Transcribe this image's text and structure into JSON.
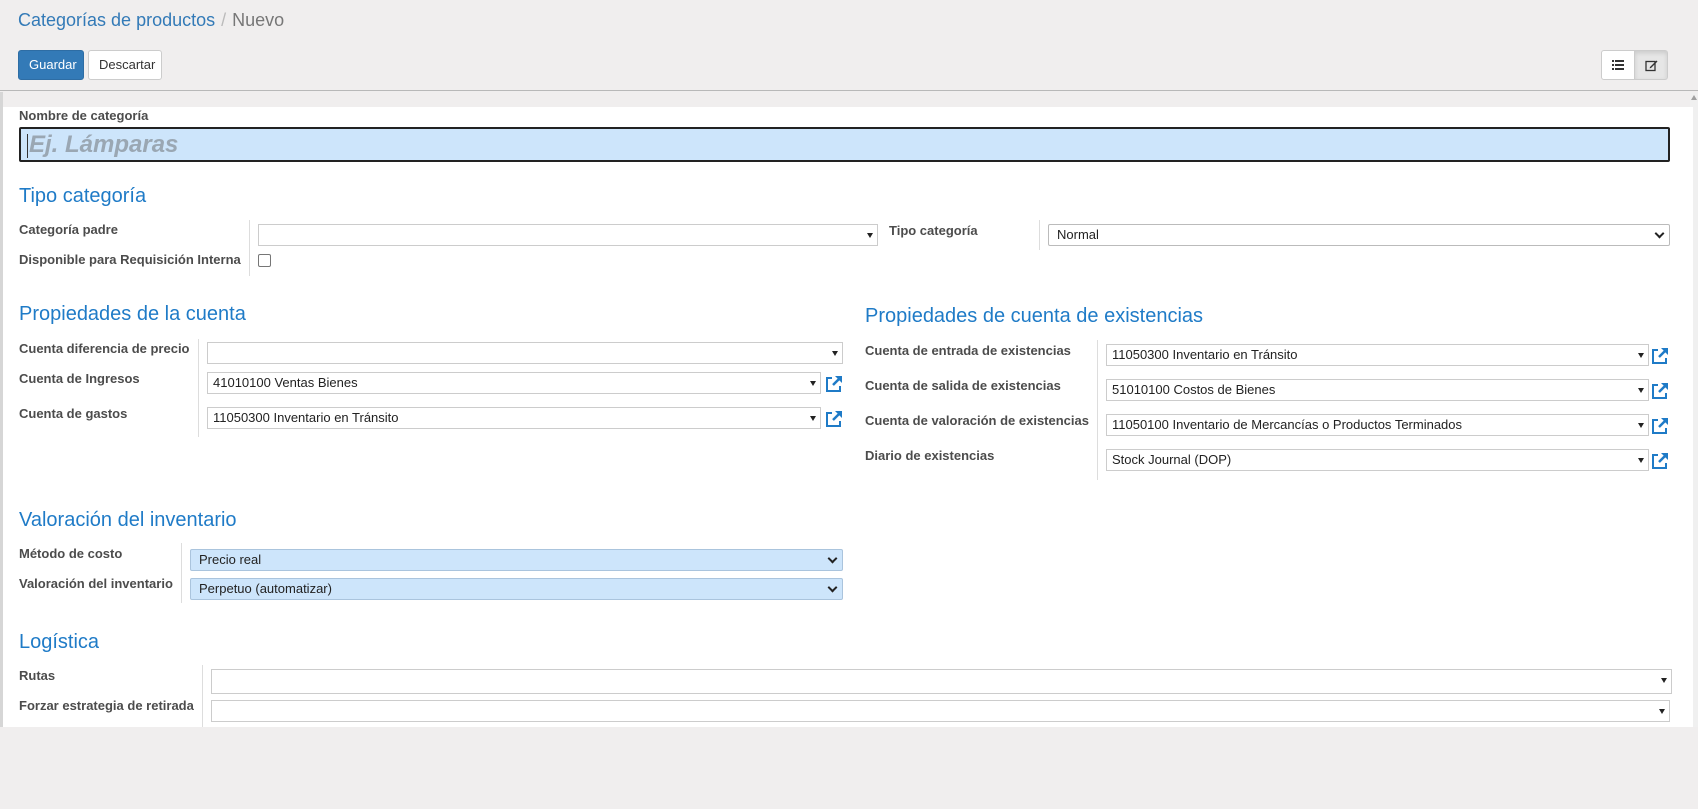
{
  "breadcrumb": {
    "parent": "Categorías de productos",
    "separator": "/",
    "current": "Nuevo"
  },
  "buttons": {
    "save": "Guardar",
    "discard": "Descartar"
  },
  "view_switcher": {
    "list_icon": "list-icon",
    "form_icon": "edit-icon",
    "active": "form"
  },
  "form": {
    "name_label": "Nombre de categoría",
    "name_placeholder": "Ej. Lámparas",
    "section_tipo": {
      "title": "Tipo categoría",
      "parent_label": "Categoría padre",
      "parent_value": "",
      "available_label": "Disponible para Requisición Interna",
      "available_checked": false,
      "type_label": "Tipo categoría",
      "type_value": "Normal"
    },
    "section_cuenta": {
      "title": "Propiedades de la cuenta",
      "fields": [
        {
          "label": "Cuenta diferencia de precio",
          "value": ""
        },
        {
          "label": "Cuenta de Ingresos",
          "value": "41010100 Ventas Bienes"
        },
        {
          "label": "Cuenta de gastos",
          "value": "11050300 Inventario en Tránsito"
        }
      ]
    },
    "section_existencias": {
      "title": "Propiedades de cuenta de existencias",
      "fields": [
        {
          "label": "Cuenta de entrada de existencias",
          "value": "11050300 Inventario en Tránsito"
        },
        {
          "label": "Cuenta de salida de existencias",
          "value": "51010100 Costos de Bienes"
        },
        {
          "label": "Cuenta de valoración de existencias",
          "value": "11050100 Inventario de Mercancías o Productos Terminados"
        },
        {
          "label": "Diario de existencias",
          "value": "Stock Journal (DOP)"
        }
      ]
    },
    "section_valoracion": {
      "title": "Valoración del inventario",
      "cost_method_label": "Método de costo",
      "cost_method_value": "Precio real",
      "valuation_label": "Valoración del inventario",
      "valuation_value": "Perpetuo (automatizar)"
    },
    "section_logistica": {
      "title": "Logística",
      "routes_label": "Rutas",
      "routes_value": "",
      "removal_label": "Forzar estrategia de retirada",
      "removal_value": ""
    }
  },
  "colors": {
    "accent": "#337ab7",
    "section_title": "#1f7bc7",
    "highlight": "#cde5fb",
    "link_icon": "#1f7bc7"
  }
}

---

## What the exercise asks
In the entries above, count each line that holds "Propiedades". Give the total and nothing else.

## Exercise solution
2